What is expected: Determine the number of lines that contain the word "data", then state that number and nothing more.

>> Begin Records supplied

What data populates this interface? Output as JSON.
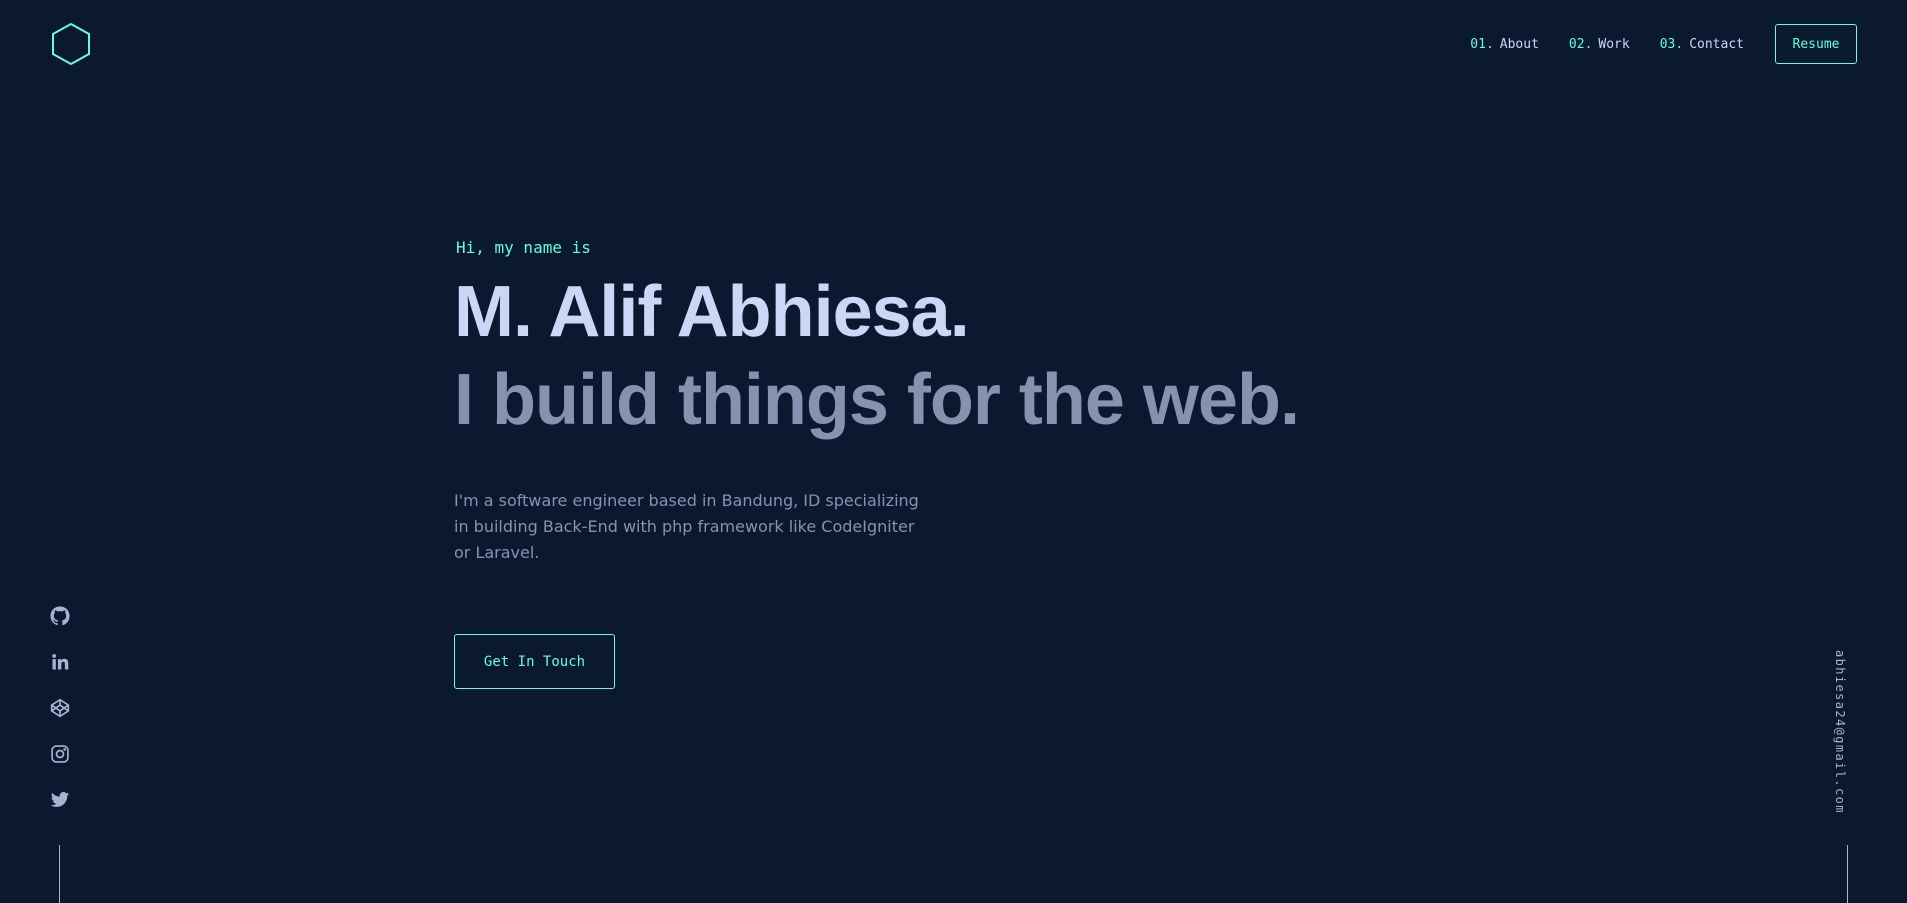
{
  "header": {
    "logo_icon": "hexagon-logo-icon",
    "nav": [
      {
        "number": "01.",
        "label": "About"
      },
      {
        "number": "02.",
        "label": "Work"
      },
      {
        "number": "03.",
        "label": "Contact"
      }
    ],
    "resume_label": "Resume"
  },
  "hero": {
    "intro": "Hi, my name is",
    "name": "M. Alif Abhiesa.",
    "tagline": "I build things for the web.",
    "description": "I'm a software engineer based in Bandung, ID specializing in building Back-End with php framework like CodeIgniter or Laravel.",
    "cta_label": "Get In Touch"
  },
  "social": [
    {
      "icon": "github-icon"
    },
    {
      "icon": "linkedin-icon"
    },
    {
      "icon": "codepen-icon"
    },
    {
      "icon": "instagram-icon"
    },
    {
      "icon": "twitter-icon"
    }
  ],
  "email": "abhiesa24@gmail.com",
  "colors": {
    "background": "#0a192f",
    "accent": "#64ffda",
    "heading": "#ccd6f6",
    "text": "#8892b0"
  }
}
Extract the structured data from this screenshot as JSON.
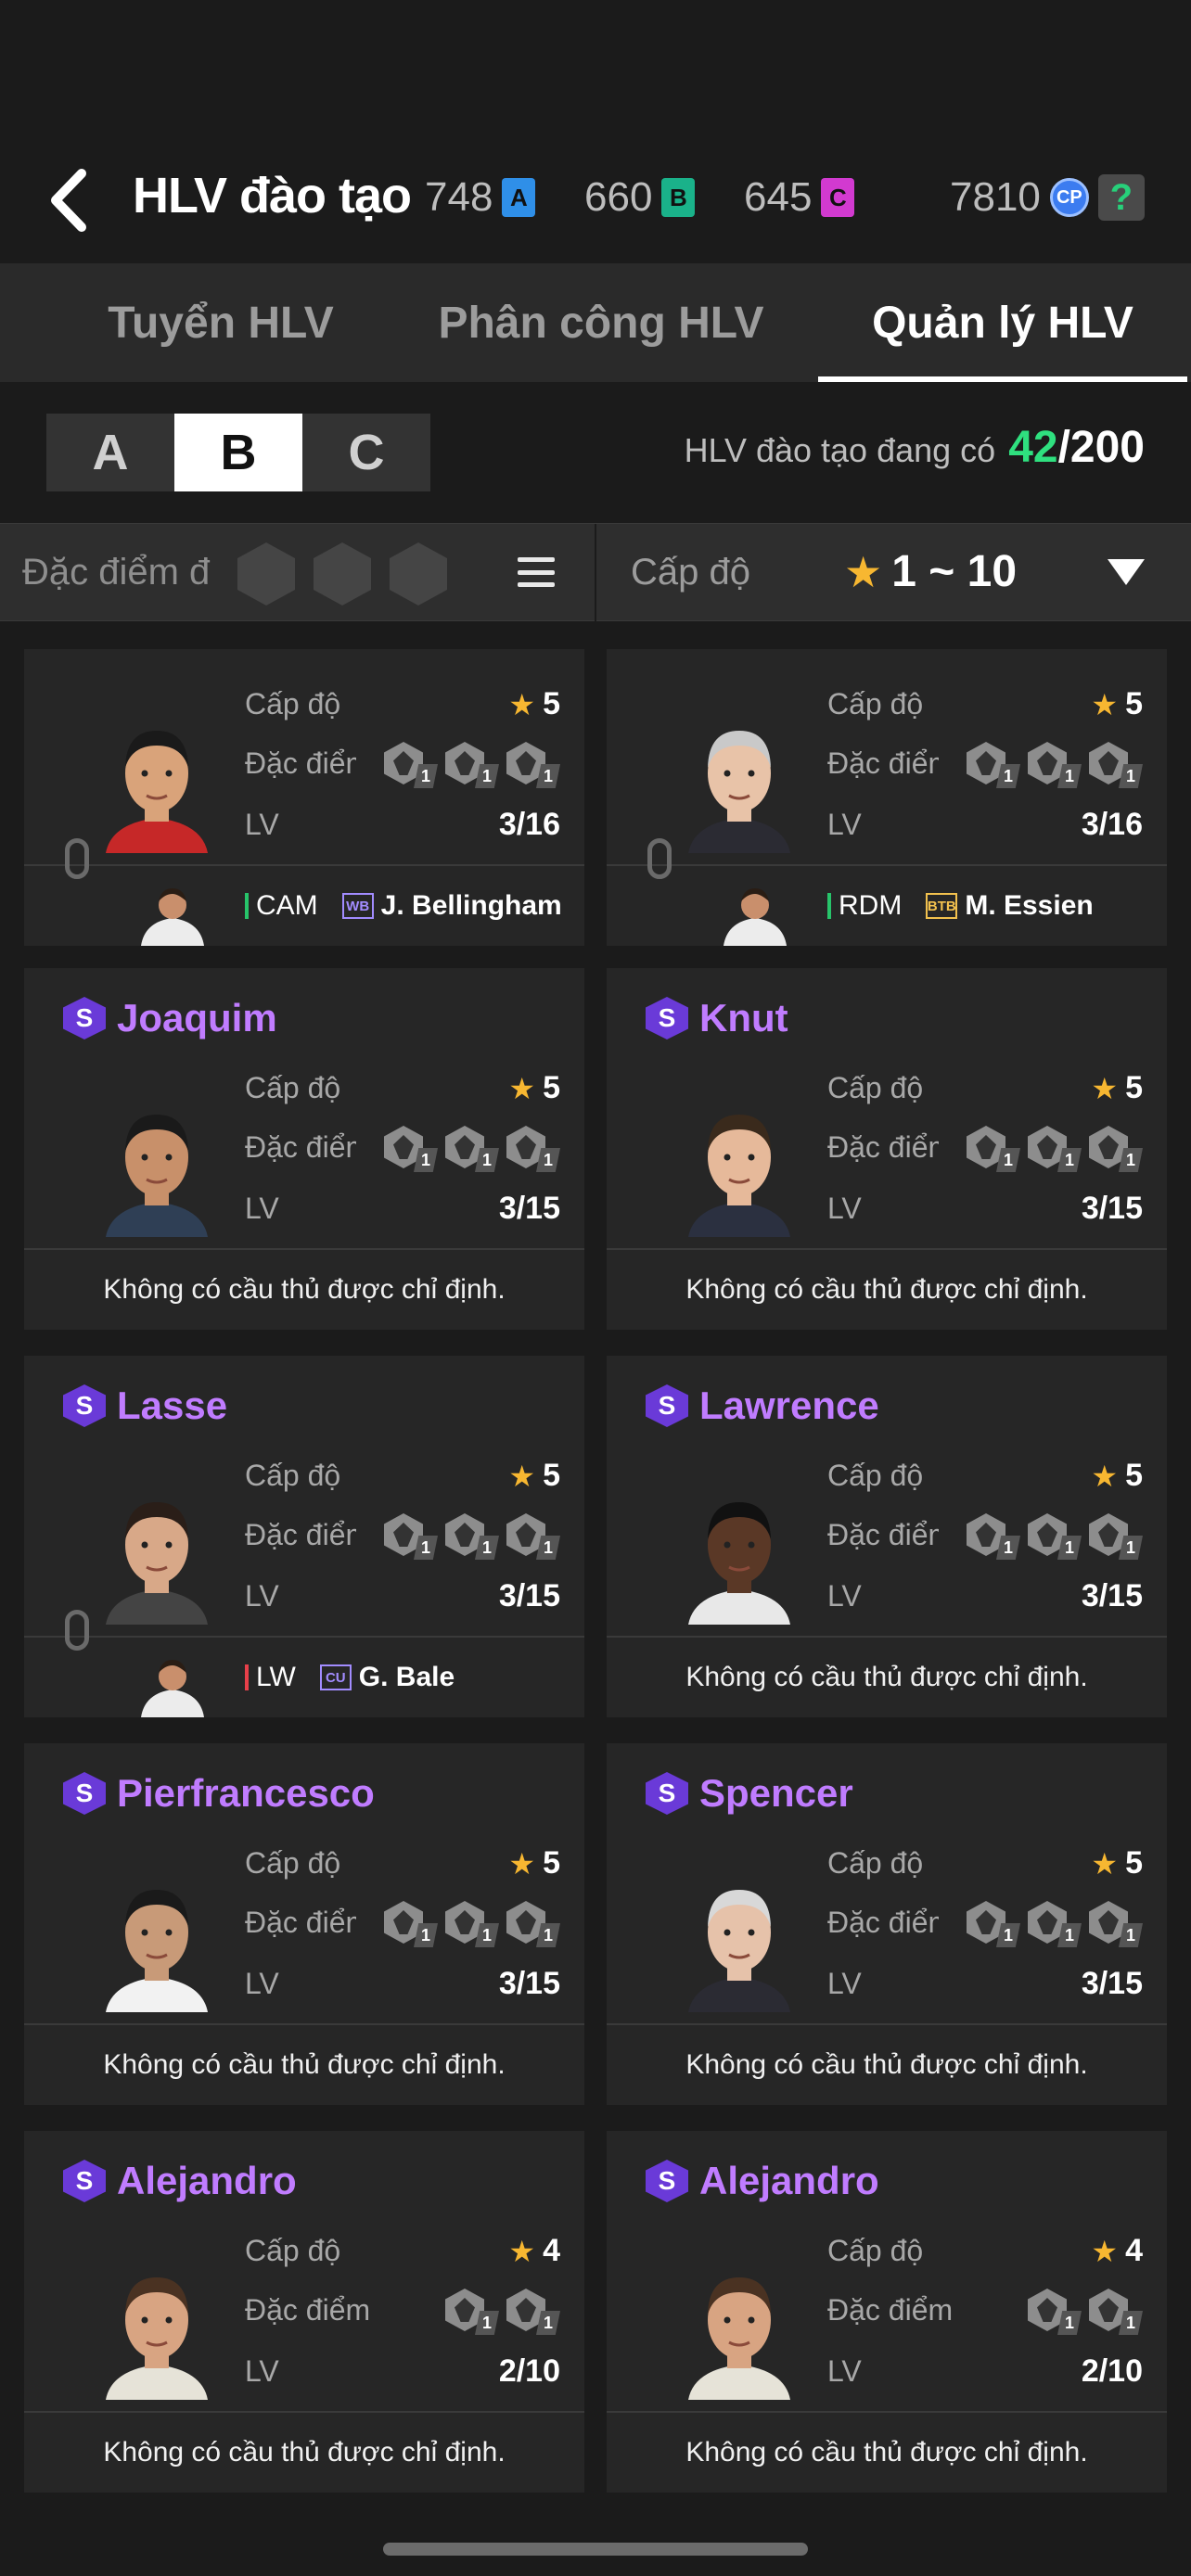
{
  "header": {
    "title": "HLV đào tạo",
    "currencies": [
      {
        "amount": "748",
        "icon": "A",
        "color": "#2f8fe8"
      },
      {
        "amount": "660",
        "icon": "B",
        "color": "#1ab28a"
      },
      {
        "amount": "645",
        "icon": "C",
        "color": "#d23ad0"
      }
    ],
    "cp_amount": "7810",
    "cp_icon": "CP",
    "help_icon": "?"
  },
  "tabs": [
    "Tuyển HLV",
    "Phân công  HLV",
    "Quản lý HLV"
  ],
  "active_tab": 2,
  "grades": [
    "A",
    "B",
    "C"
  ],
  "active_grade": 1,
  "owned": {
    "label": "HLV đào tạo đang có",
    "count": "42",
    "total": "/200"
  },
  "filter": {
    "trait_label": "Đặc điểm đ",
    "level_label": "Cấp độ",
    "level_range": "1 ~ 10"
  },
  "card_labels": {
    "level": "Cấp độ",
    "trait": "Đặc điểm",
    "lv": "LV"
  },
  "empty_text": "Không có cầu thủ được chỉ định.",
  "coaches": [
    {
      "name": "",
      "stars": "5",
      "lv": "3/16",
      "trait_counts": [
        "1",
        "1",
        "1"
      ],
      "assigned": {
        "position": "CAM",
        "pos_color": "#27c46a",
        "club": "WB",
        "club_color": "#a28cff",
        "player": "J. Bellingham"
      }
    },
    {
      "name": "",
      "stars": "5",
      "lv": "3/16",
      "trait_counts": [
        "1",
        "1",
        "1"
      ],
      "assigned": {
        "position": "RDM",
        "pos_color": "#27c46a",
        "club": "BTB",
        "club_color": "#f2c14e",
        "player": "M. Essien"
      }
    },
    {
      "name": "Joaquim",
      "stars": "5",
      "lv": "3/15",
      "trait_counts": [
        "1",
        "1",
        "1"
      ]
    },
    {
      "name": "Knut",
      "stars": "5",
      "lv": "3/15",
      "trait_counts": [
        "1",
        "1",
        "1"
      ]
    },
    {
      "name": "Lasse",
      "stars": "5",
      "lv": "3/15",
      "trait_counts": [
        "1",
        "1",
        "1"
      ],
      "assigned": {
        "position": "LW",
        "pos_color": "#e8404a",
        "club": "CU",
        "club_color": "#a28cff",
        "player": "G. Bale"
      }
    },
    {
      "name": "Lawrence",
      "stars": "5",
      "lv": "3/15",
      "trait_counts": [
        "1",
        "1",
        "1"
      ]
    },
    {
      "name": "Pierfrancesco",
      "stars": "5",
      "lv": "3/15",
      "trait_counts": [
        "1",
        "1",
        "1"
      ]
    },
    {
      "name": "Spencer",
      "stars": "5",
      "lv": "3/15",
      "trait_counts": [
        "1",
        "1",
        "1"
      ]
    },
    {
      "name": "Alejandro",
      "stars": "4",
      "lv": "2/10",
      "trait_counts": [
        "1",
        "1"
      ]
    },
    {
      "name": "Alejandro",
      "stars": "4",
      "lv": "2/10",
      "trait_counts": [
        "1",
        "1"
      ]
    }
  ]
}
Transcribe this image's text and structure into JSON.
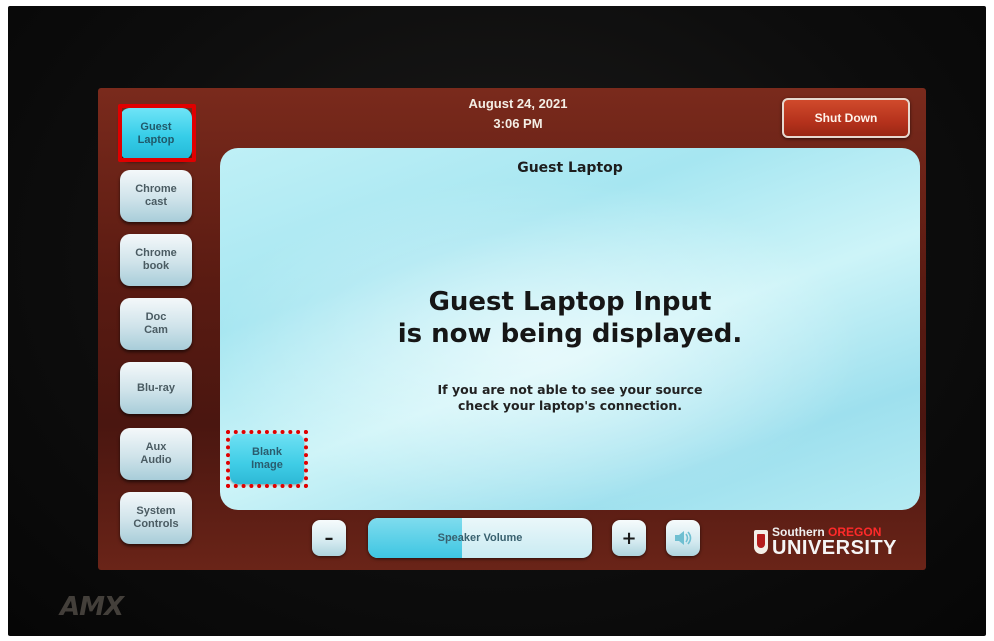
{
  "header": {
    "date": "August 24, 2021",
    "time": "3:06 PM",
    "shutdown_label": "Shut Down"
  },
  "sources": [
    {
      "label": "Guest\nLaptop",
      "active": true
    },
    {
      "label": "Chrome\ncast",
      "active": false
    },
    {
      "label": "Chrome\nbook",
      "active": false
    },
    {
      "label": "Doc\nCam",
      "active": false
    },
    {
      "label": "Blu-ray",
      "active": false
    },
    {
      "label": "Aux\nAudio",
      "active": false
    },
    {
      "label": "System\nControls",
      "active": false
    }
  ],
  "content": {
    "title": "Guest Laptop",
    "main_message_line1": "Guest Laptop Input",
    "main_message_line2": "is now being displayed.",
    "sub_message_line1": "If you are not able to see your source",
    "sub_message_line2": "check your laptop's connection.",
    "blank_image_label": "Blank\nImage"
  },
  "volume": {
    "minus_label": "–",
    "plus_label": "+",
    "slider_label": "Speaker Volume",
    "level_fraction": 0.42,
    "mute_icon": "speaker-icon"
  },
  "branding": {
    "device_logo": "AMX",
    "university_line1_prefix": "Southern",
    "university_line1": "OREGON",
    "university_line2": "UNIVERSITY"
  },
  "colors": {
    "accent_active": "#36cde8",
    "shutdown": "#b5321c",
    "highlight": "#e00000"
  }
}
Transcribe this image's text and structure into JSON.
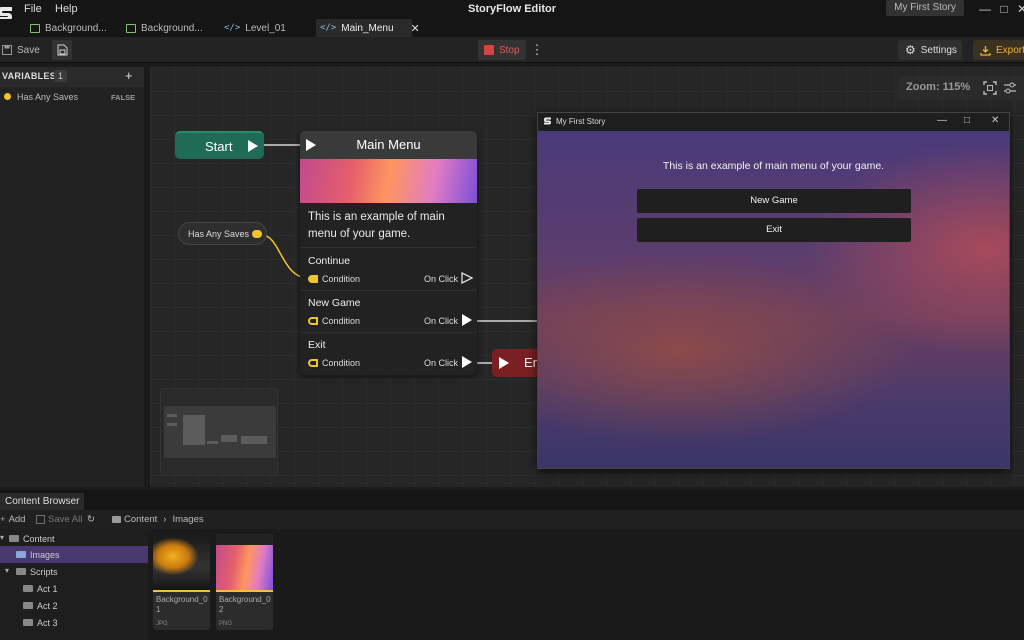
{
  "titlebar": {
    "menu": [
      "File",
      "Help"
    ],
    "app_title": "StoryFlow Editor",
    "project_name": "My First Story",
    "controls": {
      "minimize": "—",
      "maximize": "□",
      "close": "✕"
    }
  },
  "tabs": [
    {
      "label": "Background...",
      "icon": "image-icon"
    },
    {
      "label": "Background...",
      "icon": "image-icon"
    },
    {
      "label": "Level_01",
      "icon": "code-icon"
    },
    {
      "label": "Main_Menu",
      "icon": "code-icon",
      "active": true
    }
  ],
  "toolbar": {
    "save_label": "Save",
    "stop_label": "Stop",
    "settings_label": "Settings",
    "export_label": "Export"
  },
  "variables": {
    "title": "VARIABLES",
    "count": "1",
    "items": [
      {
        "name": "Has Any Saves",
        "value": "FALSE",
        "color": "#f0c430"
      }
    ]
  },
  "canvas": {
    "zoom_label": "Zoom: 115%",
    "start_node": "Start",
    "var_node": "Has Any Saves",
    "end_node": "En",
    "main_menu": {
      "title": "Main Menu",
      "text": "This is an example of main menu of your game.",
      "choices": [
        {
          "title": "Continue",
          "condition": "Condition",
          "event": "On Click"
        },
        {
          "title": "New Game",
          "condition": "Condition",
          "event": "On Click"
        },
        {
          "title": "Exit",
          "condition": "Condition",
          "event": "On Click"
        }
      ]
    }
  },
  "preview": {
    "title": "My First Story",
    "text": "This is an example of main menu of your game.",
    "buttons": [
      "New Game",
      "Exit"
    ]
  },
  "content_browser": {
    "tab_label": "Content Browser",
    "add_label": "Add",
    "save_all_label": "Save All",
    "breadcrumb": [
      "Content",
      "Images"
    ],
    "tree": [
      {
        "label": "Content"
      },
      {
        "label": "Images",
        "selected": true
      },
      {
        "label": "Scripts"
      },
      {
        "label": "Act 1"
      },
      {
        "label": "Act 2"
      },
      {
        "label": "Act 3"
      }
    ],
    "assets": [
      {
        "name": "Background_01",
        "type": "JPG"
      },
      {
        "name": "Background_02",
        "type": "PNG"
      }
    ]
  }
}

>> End Records supplied

Exercise answer: 2